Pull out the lines from the one containing "OCR this image." through the final line of the listing below and repeat them exactly. Leave the pictures behind.

* * * * *

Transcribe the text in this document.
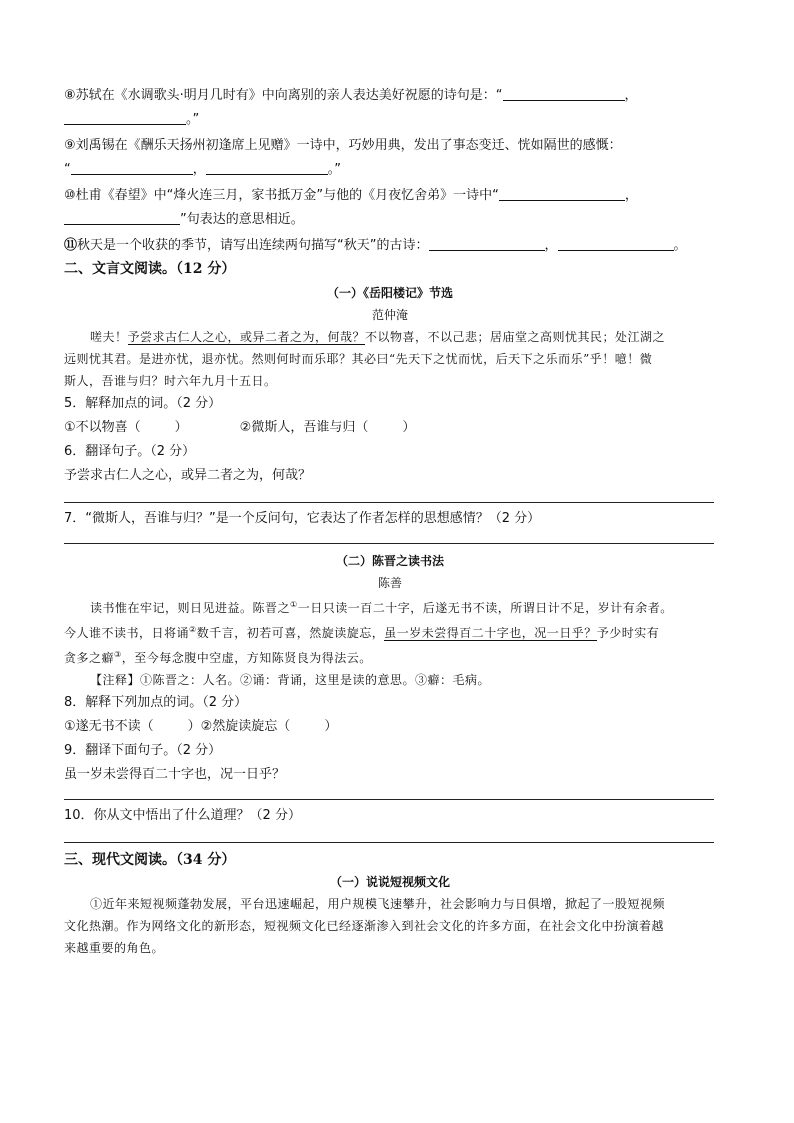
⑧苏轼在《水调歌头·明月几时有》中向离别的亲人表达美好祝愿的诗句是：“	，
。”
⑨刘禹锡在《酬乐天扬州初逢席上见赠》一诗中，巧妙用典，发出了事态变迁、恍如隔世的感慨：
“	，	。”
⑩杜甫《春望》中“烽火连三月，家书抵万金”与他的《月夜忆舍弟》一诗中“	，
”句表达的意思相近。
⑪秋天是一个收获的季节，请写出连续两句描写“秋天”的古诗：	，	。
二、文言文阅读。（12 分）
（一）《岳阳楼记》节选
范仲淹
嗟夫！予尝求古仁人之心，或异二者之为，何哉？不以物喜，不以己悲；居庙堂之高则忧其民；处江湖之
远则忧其君。是进亦忧，退亦忧。然则何时而乐耶？其必曰“先天下之忧而忧，后天下之乐而乐”乎！噫！微
斯人，吾谁与归？时六年九月十五日。
5．解释加点的词。（2 分）
①不以物喜（	）	②微斯人，吾谁与归（	）
6．翻译句子。（2 分）
予尝求古仁人之心，或异二者之为，何哉？
7．“微斯人，吾谁与归？”是一个反问句，它表达了作者怎样的思想感情？（2 分）
（二）陈晋之读书法
陈善
读书惟在牢记，则日见进益。陈晋之①一日只读一百二十字，后遂无书不读，所谓日计不足，岁计有余者。
今人谁不读书，日将诵②数千言，初若可喜，然旋读旋忘，虽一岁未尝得百二十字也，况一日乎？予少时实有
贪多之癖③，至今每念腹中空虚，方知陈贤良为得法云。
【注释】①陈晋之：人名。②诵：背诵，这里是读的意思。③癖：毛病。
8．解释下列加点的词。（2 分）
①遂无书不读（	）②然旋读旋忘（	）
9．翻译下面句子。（2 分）
虽一岁未尝得百二十字也，况一日乎？
10．你从文中悟出了什么道理？（2 分）
三、现代文阅读。（34 分）
（一）说说短视频文化
①近年来短视频蓬勃发展，平台迅速崛起，用户规模飞速攀升，社会影响力与日俱增，掀起了一股短视频
文化热潮。作为网络文化的新形态，短视频文化已经逐渐渗入到社会文化的许多方面，在社会文化中扮演着越
来越重要的角色。
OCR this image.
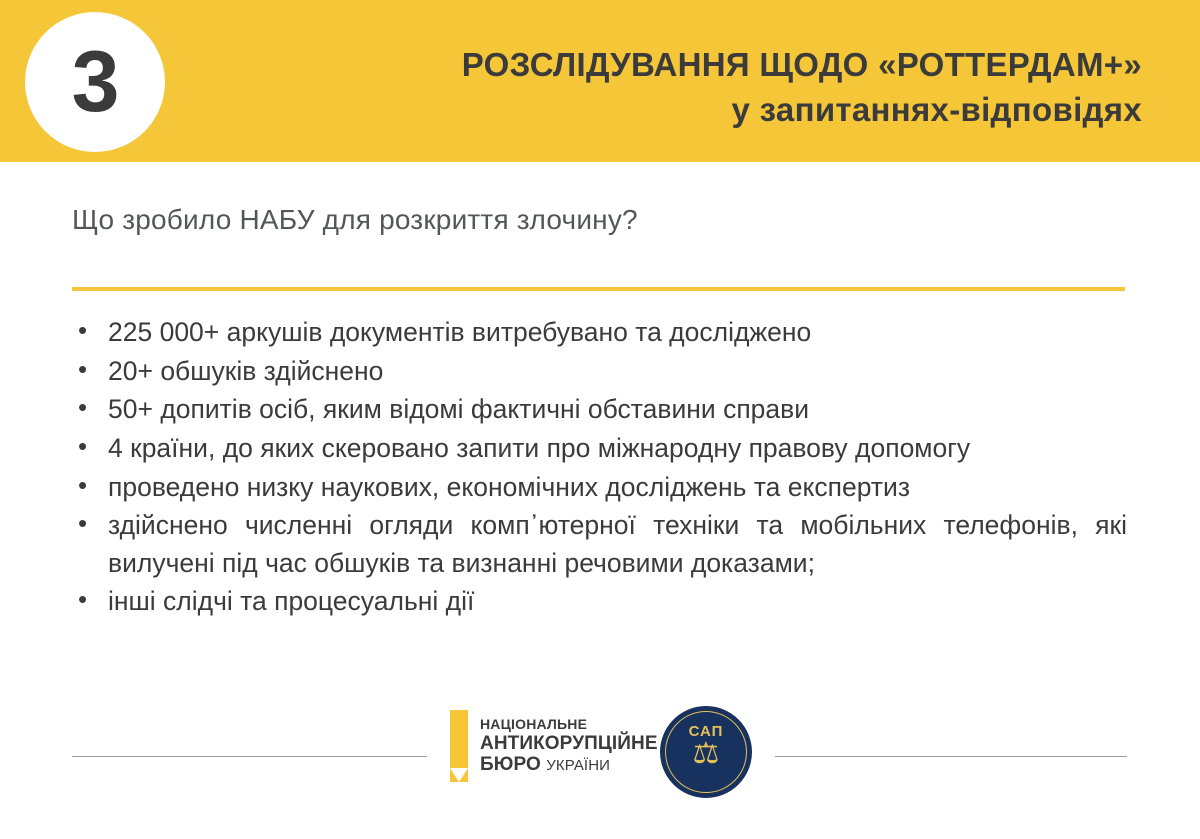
3	РОЗСЛІДУВАННЯ ЩОДО «РОТТЕРДАМ+»
у запитаннях-відповідях
Що зробило НАБУ для розкриття злочину?
• 225 000+ аркушів документів витребувано та досліджено
• 20+ обшуків здійснено
• 50+ допитів осіб, яким відомі фактичні обставини справи
• 4 країни, до яких скеровано запити про міжнародну правову допомогу
• проведено низку наукових, економічних досліджень та експертиз
• здійснено численні огляди комп᾿ютерної техніки та мобільних телефонів, які вилучені під час обшуків та визнанні речовими доказами;
• інші слідчі та процесуальні дії
НАЦІОНАЛЬНЕ
АНТИКОРУПЦІЙНЕ
БЮРО УКРАЇНИ
САП
⚖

* * * * *

FULL SOLUTION:
OCR this image.
3	РОЗСЛІДУВАННЯ ЩОДО «РОТТЕРДАМ+»
у запитаннях-відповідях
Що зробило НАБУ для розкриття злочину?
• 225 000+ аркушів документів витребувано та досліджено
• 20+ обшуків здійснено
• 50+ допитів осіб, яким відомі фактичні обставини справи
• 4 країни, до яких скеровано запити про міжнародну правову допомогу
• проведено низку наукових, економічних досліджень та експертиз
• здійснено численні огляди комп᾿ютерної техніки та мобільних телефонів, які вилучені під час обшуків та визнанні речовими доказами;
• інші слідчі та процесуальні дії
НАЦІОНАЛЬНЕ
АНТИКОРУПЦІЙНЕ
БЮРО УКРАЇНИ
САП
⚖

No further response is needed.